# start of Data extract
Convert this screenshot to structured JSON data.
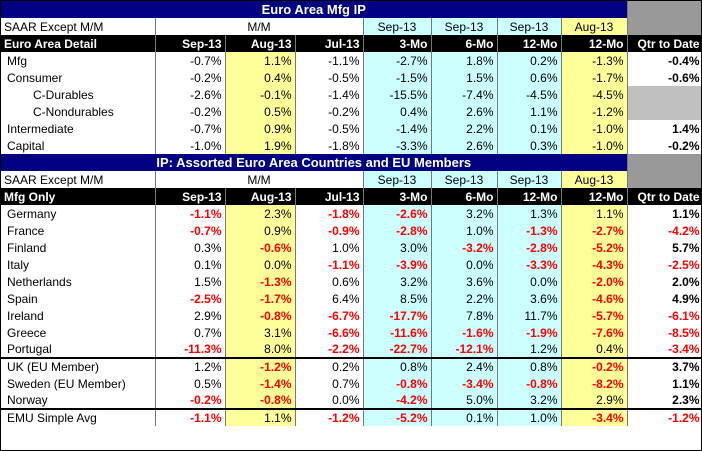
{
  "top": {
    "title": "Euro Area Mfg IP",
    "saar": "SAAR Except M/M",
    "mm": "M/M",
    "sub": [
      "Sep-13",
      "Sep-13",
      "Sep-13",
      "Aug-13"
    ],
    "detail": "Euro Area Detail",
    "headers": [
      "Sep-13",
      "Aug-13",
      "Jul-13",
      "3-Mo",
      "6-Mo",
      "12-Mo",
      "12-Mo",
      "Qtr to Date"
    ],
    "rows": [
      {
        "label": "Mfg",
        "vals": [
          "-0.7%",
          "1.1%",
          "-1.1%",
          "-2.7%",
          "1.8%",
          "0.2%",
          "-1.3%",
          "-0.4%"
        ]
      },
      {
        "label": "Consumer",
        "vals": [
          "-0.2%",
          "0.4%",
          "-0.5%",
          "-1.5%",
          "1.5%",
          "0.6%",
          "-1.7%",
          "-0.6%"
        ]
      },
      {
        "label": "C-Durables",
        "vals": [
          "-2.6%",
          "-0.1%",
          "-1.4%",
          "-15.5%",
          "-7.4%",
          "-4.5%",
          "-4.5%",
          ""
        ]
      },
      {
        "label": "C-Nondurables",
        "vals": [
          "-0.2%",
          "0.5%",
          "-0.2%",
          "0.4%",
          "2.6%",
          "1.1%",
          "-1.2%",
          ""
        ]
      },
      {
        "label": "Intermediate",
        "vals": [
          "-0.7%",
          "0.9%",
          "-0.5%",
          "-1.4%",
          "2.2%",
          "0.1%",
          "-1.0%",
          "1.4%"
        ]
      },
      {
        "label": "Capital",
        "vals": [
          "-1.0%",
          "1.9%",
          "-1.8%",
          "-3.3%",
          "2.6%",
          "0.3%",
          "-1.0%",
          "-0.2%"
        ]
      }
    ]
  },
  "bottom": {
    "title": "IP: Assorted Euro Area Countries and EU Members",
    "saar": "SAAR Except M/M",
    "mm": "M/M",
    "sub": [
      "Sep-13",
      "Sep-13",
      "Sep-13",
      "Aug-13"
    ],
    "detail": "Mfg Only",
    "headers": [
      "Sep-13",
      "Aug-13",
      "Jul-13",
      "3-Mo",
      "6-Mo",
      "12-Mo",
      "12-Mo",
      "Qtr to Date"
    ],
    "countries": [
      {
        "label": "Germany",
        "vals": [
          "-1.1%",
          "2.3%",
          "-1.8%",
          "-2.6%",
          "3.2%",
          "1.3%",
          "1.1%",
          "1.1%"
        ]
      },
      {
        "label": "France",
        "vals": [
          "-0.7%",
          "0.9%",
          "-0.9%",
          "-2.8%",
          "1.0%",
          "-1.3%",
          "-2.7%",
          "-4.2%"
        ]
      },
      {
        "label": "Finland",
        "vals": [
          "0.3%",
          "-0.6%",
          "1.0%",
          "3.0%",
          "-3.2%",
          "-2.8%",
          "-5.2%",
          "5.7%"
        ]
      },
      {
        "label": "Italy",
        "vals": [
          "0.1%",
          "0.0%",
          "-1.1%",
          "-3.9%",
          "0.0%",
          "-3.3%",
          "-4.3%",
          "-2.5%"
        ]
      },
      {
        "label": "Netherlands",
        "vals": [
          "1.5%",
          "-1.3%",
          "0.6%",
          "3.2%",
          "3.6%",
          "0.0%",
          "-2.0%",
          "2.0%"
        ]
      },
      {
        "label": "Spain",
        "vals": [
          "-2.5%",
          "-1.7%",
          "6.4%",
          "8.5%",
          "2.2%",
          "3.6%",
          "-4.6%",
          "4.9%"
        ]
      },
      {
        "label": "Ireland",
        "vals": [
          "2.9%",
          "-0.8%",
          "-6.7%",
          "-17.7%",
          "7.8%",
          "11.7%",
          "-5.7%",
          "-6.1%"
        ]
      },
      {
        "label": "Greece",
        "vals": [
          "0.7%",
          "3.1%",
          "-6.6%",
          "-11.6%",
          "-1.6%",
          "-1.9%",
          "-7.6%",
          "-8.5%"
        ]
      },
      {
        "label": "Portugal",
        "vals": [
          "-11.3%",
          "8.0%",
          "-2.2%",
          "-22.7%",
          "-12.1%",
          "1.2%",
          "0.4%",
          "-3.4%"
        ]
      }
    ],
    "eu": [
      {
        "label": "UK (EU Member)",
        "vals": [
          "1.2%",
          "-1.2%",
          "0.2%",
          "0.8%",
          "2.4%",
          "0.8%",
          "-0.2%",
          "3.7%"
        ]
      },
      {
        "label": "Sweden (EU Member)",
        "vals": [
          "0.5%",
          "-1.4%",
          "0.7%",
          "-0.8%",
          "-3.4%",
          "-0.8%",
          "-8.2%",
          "1.1%"
        ]
      },
      {
        "label": "Norway",
        "vals": [
          "-0.2%",
          "-0.8%",
          "0.0%",
          "-4.2%",
          "5.0%",
          "3.2%",
          "2.9%",
          "2.3%"
        ]
      }
    ],
    "avg": {
      "label": "EMU Simple Avg",
      "vals": [
        "-1.1%",
        "1.1%",
        "-1.2%",
        "-5.2%",
        "0.1%",
        "1.0%",
        "-3.4%",
        "-1.2%"
      ]
    }
  },
  "colors": {
    "navy": "#000080",
    "cyan": "#ccffff",
    "yellow": "#ffff99",
    "negative": "#ff0000",
    "gray": "#999999"
  }
}
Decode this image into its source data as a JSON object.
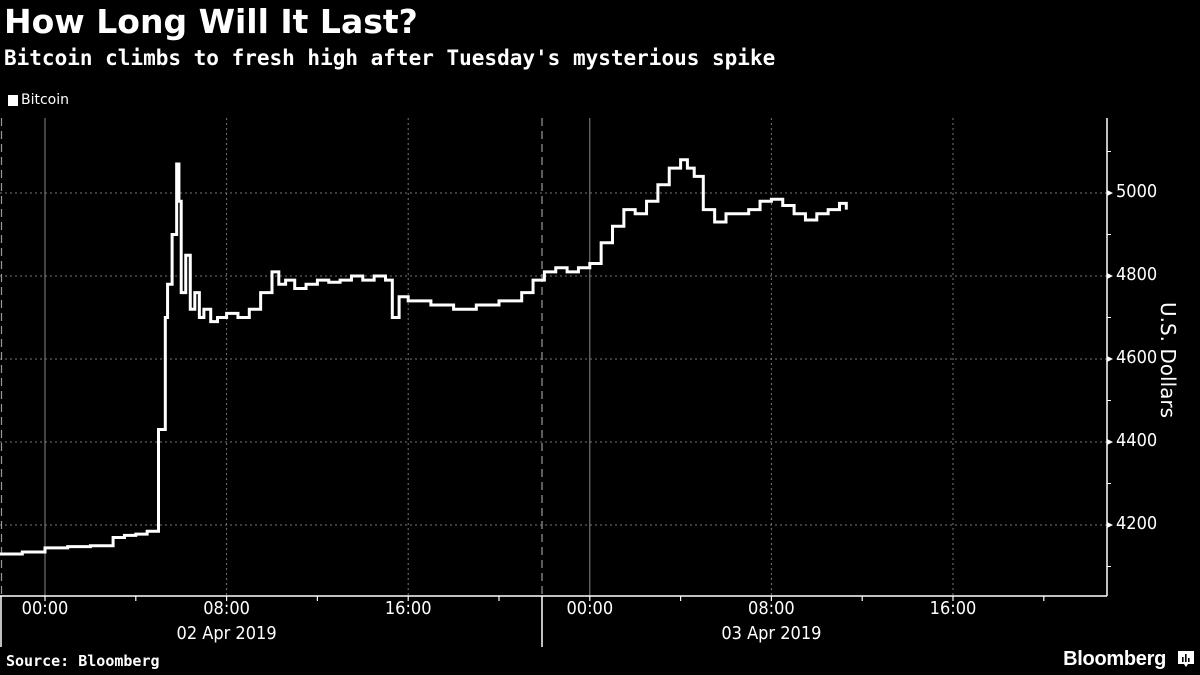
{
  "header": {
    "title": "How Long Will It Last?",
    "subtitle": "Bitcoin climbs to fresh high after Tuesday's mysterious spike"
  },
  "legend": {
    "label": "Bitcoin",
    "color": "#ffffff"
  },
  "footer": {
    "source": "Source: Bloomberg",
    "brand": "Bloomberg"
  },
  "axes": {
    "ylabel": "U.S. Dollars",
    "yticks": [
      "5000",
      "4800",
      "4600",
      "4400",
      "4200"
    ],
    "xticks": [
      "00:00",
      "08:00",
      "16:00",
      "00:00",
      "08:00",
      "16:00"
    ],
    "dates": [
      "02 Apr 2019",
      "03 Apr 2019"
    ]
  },
  "chart_data": {
    "type": "line",
    "title": "How Long Will It Last?",
    "subtitle": "Bitcoin climbs to fresh high after Tuesday's mysterious spike",
    "xlabel": "",
    "ylabel": "U.S. Dollars",
    "ylim": [
      4060,
      5180
    ],
    "grid": true,
    "legend_position": "top-left",
    "x_tick_labels": [
      "00:00",
      "08:00",
      "16:00",
      "00:00",
      "08:00",
      "16:00"
    ],
    "date_labels": [
      "02 Apr 2019",
      "03 Apr 2019"
    ],
    "y_tick_labels": [
      "4200",
      "4400",
      "4600",
      "4800",
      "5000"
    ],
    "series": [
      {
        "name": "Bitcoin",
        "color": "#ffffff",
        "x_hours_from_02Apr_0000": [
          -2.0,
          -1.0,
          0.0,
          1.0,
          2.0,
          3.0,
          3.5,
          4.0,
          4.5,
          5.0,
          5.3,
          5.4,
          5.6,
          5.8,
          5.9,
          6.0,
          6.2,
          6.4,
          6.6,
          6.8,
          7.0,
          7.3,
          7.6,
          8.0,
          8.5,
          9.0,
          9.5,
          10.0,
          10.3,
          10.6,
          11.0,
          11.5,
          12.0,
          12.5,
          13.0,
          13.5,
          14.0,
          14.5,
          15.0,
          15.3,
          15.6,
          16.0,
          16.5,
          17.0,
          18.0,
          19.0,
          20.0,
          21.0,
          21.5,
          22.0,
          22.5,
          23.0,
          23.5,
          24.0,
          24.5,
          25.0,
          25.5,
          26.0,
          26.5,
          27.0,
          27.5,
          28.0,
          28.3,
          28.6,
          29.0,
          29.5,
          30.0,
          30.5,
          31.0,
          31.5,
          32.0,
          32.5,
          33.0,
          33.5,
          34.0,
          34.5,
          35.0,
          35.3
        ],
        "values": [
          4130,
          4135,
          4145,
          4148,
          4150,
          4170,
          4175,
          4178,
          4185,
          4430,
          4700,
          4780,
          4900,
          5070,
          4980,
          4760,
          4850,
          4720,
          4760,
          4700,
          4720,
          4690,
          4700,
          4710,
          4700,
          4720,
          4760,
          4810,
          4780,
          4790,
          4770,
          4780,
          4790,
          4785,
          4790,
          4800,
          4790,
          4800,
          4790,
          4700,
          4750,
          4740,
          4740,
          4730,
          4720,
          4730,
          4740,
          4760,
          4790,
          4810,
          4820,
          4810,
          4820,
          4830,
          4880,
          4920,
          4960,
          4950,
          4980,
          5020,
          5060,
          5080,
          5060,
          5040,
          4960,
          4930,
          4950,
          4950,
          4960,
          4980,
          4985,
          4970,
          4950,
          4935,
          4950,
          4960,
          4975,
          4960
        ]
      }
    ]
  }
}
# end of Data extract
◆ Requirement
Scan the lines for the string "Bloomberg". Copy out each line that matches.

◆ Answer to this exercise
    "source": "Source: Bloomberg",
    "brand": "Bloomberg"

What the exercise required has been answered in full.